Aim of the exercise:
Reproduce the entries below word for word, starting at their very first line and ending with the line that contains "32, 287, 56]", including that line.

Extracted data:
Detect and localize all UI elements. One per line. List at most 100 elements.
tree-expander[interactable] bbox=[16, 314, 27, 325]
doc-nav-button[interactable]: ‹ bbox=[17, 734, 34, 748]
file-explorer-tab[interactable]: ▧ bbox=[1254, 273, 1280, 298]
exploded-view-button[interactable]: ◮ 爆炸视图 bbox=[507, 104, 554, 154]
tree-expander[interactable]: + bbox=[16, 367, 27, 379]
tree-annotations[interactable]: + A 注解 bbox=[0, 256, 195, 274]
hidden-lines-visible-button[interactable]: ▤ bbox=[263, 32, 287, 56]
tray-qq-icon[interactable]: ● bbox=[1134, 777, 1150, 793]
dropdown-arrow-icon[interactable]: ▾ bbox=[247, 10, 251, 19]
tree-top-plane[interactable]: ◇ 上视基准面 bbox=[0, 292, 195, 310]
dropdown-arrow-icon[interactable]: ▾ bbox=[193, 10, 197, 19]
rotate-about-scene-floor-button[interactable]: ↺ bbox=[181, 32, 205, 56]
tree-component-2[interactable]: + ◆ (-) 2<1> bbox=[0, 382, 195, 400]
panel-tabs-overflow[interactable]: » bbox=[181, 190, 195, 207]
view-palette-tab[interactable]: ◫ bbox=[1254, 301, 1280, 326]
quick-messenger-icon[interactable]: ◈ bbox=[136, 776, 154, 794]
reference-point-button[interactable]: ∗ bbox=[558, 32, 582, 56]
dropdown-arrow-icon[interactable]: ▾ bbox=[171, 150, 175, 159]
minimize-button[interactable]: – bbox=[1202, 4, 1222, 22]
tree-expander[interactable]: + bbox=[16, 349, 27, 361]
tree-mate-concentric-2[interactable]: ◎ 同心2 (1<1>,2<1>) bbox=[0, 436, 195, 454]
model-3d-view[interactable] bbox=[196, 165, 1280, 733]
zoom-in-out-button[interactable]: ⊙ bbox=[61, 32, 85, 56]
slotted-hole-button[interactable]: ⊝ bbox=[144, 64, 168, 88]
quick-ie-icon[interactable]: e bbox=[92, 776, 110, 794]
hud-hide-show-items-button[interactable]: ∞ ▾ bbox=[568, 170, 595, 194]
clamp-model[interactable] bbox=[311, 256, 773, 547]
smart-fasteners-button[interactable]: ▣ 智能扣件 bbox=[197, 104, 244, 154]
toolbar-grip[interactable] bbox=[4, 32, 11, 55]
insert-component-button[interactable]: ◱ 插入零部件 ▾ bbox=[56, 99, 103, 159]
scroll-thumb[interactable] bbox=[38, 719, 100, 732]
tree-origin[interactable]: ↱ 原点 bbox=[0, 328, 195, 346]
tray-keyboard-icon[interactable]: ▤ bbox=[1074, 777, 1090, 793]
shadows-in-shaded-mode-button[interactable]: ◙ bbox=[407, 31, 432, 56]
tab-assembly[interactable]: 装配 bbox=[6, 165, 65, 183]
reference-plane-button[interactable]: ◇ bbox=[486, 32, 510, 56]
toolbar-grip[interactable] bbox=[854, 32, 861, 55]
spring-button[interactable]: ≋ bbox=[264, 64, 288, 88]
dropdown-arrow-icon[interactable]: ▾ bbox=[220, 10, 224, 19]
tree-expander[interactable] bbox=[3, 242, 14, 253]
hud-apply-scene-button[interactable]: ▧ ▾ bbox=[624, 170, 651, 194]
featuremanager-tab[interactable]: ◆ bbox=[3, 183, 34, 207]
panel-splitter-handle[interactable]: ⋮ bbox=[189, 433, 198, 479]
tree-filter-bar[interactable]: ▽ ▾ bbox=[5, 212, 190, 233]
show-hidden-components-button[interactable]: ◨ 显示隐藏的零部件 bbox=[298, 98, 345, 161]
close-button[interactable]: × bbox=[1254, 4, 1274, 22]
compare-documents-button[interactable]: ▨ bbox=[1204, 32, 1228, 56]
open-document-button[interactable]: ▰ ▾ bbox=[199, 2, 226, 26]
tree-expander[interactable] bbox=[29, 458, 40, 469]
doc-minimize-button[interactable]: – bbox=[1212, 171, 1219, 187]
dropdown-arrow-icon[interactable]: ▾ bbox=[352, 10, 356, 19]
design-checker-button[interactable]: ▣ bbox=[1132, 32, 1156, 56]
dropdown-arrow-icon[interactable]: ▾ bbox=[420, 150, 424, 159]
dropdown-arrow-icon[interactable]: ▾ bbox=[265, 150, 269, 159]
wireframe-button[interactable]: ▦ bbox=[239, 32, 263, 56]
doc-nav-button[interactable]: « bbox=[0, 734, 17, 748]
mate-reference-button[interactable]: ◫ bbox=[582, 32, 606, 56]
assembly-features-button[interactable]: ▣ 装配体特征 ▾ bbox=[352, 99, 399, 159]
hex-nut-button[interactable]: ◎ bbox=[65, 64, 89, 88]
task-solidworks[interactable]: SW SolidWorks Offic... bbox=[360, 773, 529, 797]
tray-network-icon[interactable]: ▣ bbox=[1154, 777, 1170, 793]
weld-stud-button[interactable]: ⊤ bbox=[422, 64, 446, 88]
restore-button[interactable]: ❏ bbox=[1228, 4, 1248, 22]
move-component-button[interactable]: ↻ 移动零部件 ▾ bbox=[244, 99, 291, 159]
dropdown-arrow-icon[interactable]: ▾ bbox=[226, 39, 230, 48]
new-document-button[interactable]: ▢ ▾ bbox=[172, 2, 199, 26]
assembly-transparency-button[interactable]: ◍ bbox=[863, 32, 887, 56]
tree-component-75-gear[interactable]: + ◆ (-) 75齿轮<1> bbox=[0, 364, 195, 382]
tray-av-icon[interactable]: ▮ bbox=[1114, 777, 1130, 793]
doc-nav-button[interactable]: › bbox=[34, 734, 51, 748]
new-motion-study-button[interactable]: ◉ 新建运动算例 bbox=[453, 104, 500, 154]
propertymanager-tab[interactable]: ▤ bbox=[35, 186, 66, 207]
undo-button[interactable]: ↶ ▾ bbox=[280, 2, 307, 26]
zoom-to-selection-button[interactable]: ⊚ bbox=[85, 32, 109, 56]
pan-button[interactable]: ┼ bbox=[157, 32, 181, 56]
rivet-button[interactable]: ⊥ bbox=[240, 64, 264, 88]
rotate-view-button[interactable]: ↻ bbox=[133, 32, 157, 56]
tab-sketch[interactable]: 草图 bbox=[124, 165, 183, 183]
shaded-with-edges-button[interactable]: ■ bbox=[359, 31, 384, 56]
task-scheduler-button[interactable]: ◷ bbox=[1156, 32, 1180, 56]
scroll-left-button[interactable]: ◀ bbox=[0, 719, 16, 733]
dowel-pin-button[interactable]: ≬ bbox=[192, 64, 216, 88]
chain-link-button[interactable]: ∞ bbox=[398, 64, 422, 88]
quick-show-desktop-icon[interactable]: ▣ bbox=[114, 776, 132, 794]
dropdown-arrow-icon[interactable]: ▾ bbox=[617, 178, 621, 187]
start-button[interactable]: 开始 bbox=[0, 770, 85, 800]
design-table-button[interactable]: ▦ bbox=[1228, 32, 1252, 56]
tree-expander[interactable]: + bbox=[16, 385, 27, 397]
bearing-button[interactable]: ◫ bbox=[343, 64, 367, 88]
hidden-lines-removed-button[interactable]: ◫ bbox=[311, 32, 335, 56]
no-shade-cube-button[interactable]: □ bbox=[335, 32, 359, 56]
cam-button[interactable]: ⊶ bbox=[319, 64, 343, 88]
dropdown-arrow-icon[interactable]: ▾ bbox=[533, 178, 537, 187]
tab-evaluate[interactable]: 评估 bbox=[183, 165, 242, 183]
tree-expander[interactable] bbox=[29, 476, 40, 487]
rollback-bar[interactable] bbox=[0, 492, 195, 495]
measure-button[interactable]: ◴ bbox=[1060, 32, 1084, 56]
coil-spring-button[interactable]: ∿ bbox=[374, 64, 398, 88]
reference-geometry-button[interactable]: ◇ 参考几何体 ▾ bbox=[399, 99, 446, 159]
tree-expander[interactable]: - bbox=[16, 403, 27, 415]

Answer to the task:
Detect and localize all UI elements. One per line. List at most 100 elements.
tree-expander[interactable] bbox=[16, 314, 27, 325]
doc-nav-button[interactable]: ‹ bbox=[17, 734, 34, 748]
file-explorer-tab[interactable]: ▧ bbox=[1254, 273, 1280, 298]
exploded-view-button[interactable]: ◮ 爆炸视图 bbox=[507, 104, 554, 154]
tree-expander[interactable]: + bbox=[16, 367, 27, 379]
tree-annotations[interactable]: + A 注解 bbox=[0, 256, 195, 274]
hidden-lines-visible-button[interactable]: ▤ bbox=[263, 32, 287, 56]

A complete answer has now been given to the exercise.